**Exercise prompt:**
Reproduce the records below exactly, leaving out any pictures.

(Entries with figure data)
>>>

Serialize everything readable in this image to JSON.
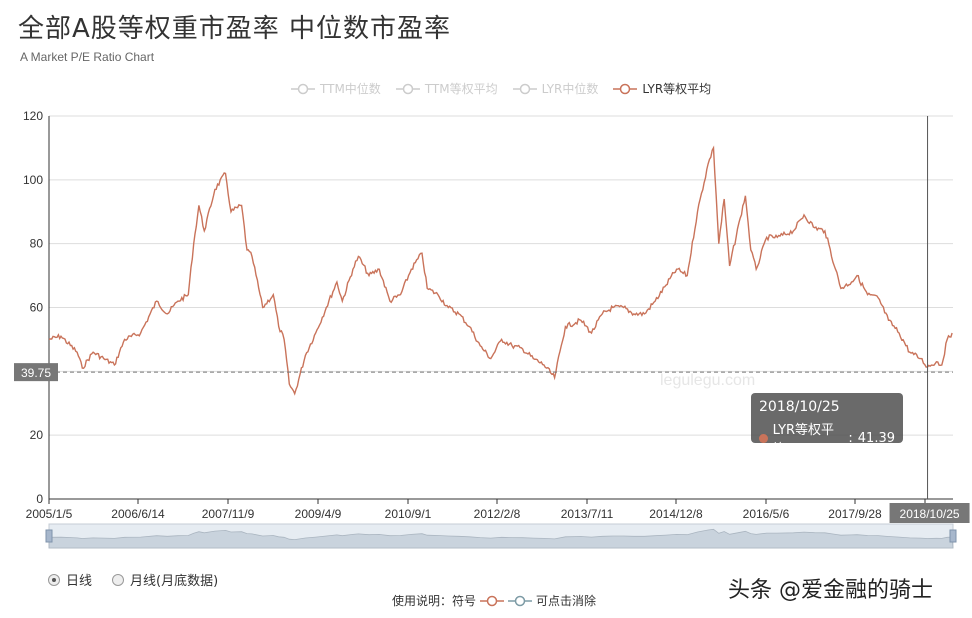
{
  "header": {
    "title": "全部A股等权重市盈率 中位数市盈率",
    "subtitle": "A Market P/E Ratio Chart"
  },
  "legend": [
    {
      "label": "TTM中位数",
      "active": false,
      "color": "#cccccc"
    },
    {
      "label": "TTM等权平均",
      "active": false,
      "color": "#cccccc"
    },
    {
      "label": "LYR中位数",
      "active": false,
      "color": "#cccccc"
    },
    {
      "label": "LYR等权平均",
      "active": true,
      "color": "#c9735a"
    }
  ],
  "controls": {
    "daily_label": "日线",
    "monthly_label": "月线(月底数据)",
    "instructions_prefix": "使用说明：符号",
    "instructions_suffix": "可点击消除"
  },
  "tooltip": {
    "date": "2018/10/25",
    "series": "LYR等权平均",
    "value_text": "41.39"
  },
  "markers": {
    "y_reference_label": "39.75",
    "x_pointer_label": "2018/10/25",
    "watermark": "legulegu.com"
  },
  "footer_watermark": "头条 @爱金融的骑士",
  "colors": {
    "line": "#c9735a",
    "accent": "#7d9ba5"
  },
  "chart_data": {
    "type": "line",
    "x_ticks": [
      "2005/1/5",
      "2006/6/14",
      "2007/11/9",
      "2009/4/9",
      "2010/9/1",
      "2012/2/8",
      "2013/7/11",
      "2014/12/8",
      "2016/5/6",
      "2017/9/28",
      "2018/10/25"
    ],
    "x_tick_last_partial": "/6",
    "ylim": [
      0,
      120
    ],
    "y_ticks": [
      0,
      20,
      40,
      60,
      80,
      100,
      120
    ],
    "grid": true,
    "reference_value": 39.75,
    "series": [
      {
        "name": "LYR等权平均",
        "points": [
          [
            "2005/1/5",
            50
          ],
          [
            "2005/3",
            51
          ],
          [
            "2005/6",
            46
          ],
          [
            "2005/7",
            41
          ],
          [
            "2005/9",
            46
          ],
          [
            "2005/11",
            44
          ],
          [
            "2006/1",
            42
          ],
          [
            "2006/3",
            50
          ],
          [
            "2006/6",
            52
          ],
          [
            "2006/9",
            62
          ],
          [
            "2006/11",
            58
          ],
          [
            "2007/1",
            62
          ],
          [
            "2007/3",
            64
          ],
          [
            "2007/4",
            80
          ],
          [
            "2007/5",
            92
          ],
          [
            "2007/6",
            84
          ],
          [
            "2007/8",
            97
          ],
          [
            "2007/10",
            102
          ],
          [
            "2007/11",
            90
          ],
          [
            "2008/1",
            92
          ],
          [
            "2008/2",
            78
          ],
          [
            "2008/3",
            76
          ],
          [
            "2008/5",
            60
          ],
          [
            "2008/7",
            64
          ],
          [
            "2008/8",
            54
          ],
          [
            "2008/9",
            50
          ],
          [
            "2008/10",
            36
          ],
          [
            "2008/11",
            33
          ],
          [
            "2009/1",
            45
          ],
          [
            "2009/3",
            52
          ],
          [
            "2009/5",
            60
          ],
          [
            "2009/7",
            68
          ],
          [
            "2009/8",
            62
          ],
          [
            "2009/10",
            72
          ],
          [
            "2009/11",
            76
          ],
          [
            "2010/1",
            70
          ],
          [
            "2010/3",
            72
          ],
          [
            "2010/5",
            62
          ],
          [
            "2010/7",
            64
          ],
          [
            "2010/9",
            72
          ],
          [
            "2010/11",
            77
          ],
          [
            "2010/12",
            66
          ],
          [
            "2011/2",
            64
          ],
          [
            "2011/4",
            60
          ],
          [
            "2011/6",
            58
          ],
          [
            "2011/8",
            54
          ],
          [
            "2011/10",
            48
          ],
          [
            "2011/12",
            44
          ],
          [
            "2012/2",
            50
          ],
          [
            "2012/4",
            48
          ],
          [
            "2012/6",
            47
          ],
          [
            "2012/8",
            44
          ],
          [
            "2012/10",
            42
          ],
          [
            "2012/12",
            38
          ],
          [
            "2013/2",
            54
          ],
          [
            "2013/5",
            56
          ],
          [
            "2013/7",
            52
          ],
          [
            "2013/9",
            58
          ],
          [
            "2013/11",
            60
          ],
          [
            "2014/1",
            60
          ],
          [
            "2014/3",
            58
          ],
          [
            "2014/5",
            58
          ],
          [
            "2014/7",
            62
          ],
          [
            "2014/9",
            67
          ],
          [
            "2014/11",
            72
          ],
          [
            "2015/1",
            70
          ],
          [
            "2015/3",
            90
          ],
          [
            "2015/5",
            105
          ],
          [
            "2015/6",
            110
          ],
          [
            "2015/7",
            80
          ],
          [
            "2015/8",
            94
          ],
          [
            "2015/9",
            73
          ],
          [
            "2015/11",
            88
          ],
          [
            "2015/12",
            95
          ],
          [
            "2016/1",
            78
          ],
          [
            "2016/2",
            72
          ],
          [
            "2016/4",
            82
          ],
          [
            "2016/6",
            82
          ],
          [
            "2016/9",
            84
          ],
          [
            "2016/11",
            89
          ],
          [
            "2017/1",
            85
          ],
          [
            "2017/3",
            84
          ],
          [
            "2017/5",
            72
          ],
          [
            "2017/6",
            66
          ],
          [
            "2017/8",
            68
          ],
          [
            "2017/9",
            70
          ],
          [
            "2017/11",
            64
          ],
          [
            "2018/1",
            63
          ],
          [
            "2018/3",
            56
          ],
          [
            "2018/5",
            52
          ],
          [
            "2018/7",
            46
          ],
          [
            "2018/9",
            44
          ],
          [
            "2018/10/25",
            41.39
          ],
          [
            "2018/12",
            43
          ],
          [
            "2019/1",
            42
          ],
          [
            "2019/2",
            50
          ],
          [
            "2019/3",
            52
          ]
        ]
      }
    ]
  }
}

<<<

**Response for this exercise:**
Serialize everything readable in this image to JSON.
{
  "header": {
    "title": "全部A股等权重市盈率 中位数市盈率",
    "subtitle": "A Market P/E Ratio Chart"
  },
  "legend": [
    {
      "label": "TTM中位数",
      "active": false,
      "color": "#cccccc"
    },
    {
      "label": "TTM等权平均",
      "active": false,
      "color": "#cccccc"
    },
    {
      "label": "LYR中位数",
      "active": false,
      "color": "#cccccc"
    },
    {
      "label": "LYR等权平均",
      "active": true,
      "color": "#c9735a"
    }
  ],
  "controls": {
    "daily_label": "日线",
    "monthly_label": "月线(月底数据)",
    "instructions_prefix": "使用说明：符号",
    "instructions_suffix": "可点击消除"
  },
  "tooltip": {
    "date": "2018/10/25",
    "series": "LYR等权平均",
    "value_text": "41.39"
  },
  "markers": {
    "y_reference_label": "39.75",
    "x_pointer_label": "2018/10/25",
    "watermark": "legulegu.com"
  },
  "footer_watermark": "头条 @爱金融的骑士",
  "colors": {
    "line": "#c9735a",
    "accent": "#7d9ba5"
  },
  "chart_data": {
    "type": "line",
    "x_ticks": [
      "2005/1/5",
      "2006/6/14",
      "2007/11/9",
      "2009/4/9",
      "2010/9/1",
      "2012/2/8",
      "2013/7/11",
      "2014/12/8",
      "2016/5/6",
      "2017/9/28",
      "2018/10/25"
    ],
    "x_tick_last_partial": "/6",
    "ylim": [
      0,
      120
    ],
    "y_ticks": [
      0,
      20,
      40,
      60,
      80,
      100,
      120
    ],
    "grid": true,
    "reference_value": 39.75,
    "series": [
      {
        "name": "LYR等权平均",
        "points": [
          [
            "2005/1/5",
            50
          ],
          [
            "2005/3",
            51
          ],
          [
            "2005/6",
            46
          ],
          [
            "2005/7",
            41
          ],
          [
            "2005/9",
            46
          ],
          [
            "2005/11",
            44
          ],
          [
            "2006/1",
            42
          ],
          [
            "2006/3",
            50
          ],
          [
            "2006/6",
            52
          ],
          [
            "2006/9",
            62
          ],
          [
            "2006/11",
            58
          ],
          [
            "2007/1",
            62
          ],
          [
            "2007/3",
            64
          ],
          [
            "2007/4",
            80
          ],
          [
            "2007/5",
            92
          ],
          [
            "2007/6",
            84
          ],
          [
            "2007/8",
            97
          ],
          [
            "2007/10",
            102
          ],
          [
            "2007/11",
            90
          ],
          [
            "2008/1",
            92
          ],
          [
            "2008/2",
            78
          ],
          [
            "2008/3",
            76
          ],
          [
            "2008/5",
            60
          ],
          [
            "2008/7",
            64
          ],
          [
            "2008/8",
            54
          ],
          [
            "2008/9",
            50
          ],
          [
            "2008/10",
            36
          ],
          [
            "2008/11",
            33
          ],
          [
            "2009/1",
            45
          ],
          [
            "2009/3",
            52
          ],
          [
            "2009/5",
            60
          ],
          [
            "2009/7",
            68
          ],
          [
            "2009/8",
            62
          ],
          [
            "2009/10",
            72
          ],
          [
            "2009/11",
            76
          ],
          [
            "2010/1",
            70
          ],
          [
            "2010/3",
            72
          ],
          [
            "2010/5",
            62
          ],
          [
            "2010/7",
            64
          ],
          [
            "2010/9",
            72
          ],
          [
            "2010/11",
            77
          ],
          [
            "2010/12",
            66
          ],
          [
            "2011/2",
            64
          ],
          [
            "2011/4",
            60
          ],
          [
            "2011/6",
            58
          ],
          [
            "2011/8",
            54
          ],
          [
            "2011/10",
            48
          ],
          [
            "2011/12",
            44
          ],
          [
            "2012/2",
            50
          ],
          [
            "2012/4",
            48
          ],
          [
            "2012/6",
            47
          ],
          [
            "2012/8",
            44
          ],
          [
            "2012/10",
            42
          ],
          [
            "2012/12",
            38
          ],
          [
            "2013/2",
            54
          ],
          [
            "2013/5",
            56
          ],
          [
            "2013/7",
            52
          ],
          [
            "2013/9",
            58
          ],
          [
            "2013/11",
            60
          ],
          [
            "2014/1",
            60
          ],
          [
            "2014/3",
            58
          ],
          [
            "2014/5",
            58
          ],
          [
            "2014/7",
            62
          ],
          [
            "2014/9",
            67
          ],
          [
            "2014/11",
            72
          ],
          [
            "2015/1",
            70
          ],
          [
            "2015/3",
            90
          ],
          [
            "2015/5",
            105
          ],
          [
            "2015/6",
            110
          ],
          [
            "2015/7",
            80
          ],
          [
            "2015/8",
            94
          ],
          [
            "2015/9",
            73
          ],
          [
            "2015/11",
            88
          ],
          [
            "2015/12",
            95
          ],
          [
            "2016/1",
            78
          ],
          [
            "2016/2",
            72
          ],
          [
            "2016/4",
            82
          ],
          [
            "2016/6",
            82
          ],
          [
            "2016/9",
            84
          ],
          [
            "2016/11",
            89
          ],
          [
            "2017/1",
            85
          ],
          [
            "2017/3",
            84
          ],
          [
            "2017/5",
            72
          ],
          [
            "2017/6",
            66
          ],
          [
            "2017/8",
            68
          ],
          [
            "2017/9",
            70
          ],
          [
            "2017/11",
            64
          ],
          [
            "2018/1",
            63
          ],
          [
            "2018/3",
            56
          ],
          [
            "2018/5",
            52
          ],
          [
            "2018/7",
            46
          ],
          [
            "2018/9",
            44
          ],
          [
            "2018/10/25",
            41.39
          ],
          [
            "2018/12",
            43
          ],
          [
            "2019/1",
            42
          ],
          [
            "2019/2",
            50
          ],
          [
            "2019/3",
            52
          ]
        ]
      }
    ]
  }
}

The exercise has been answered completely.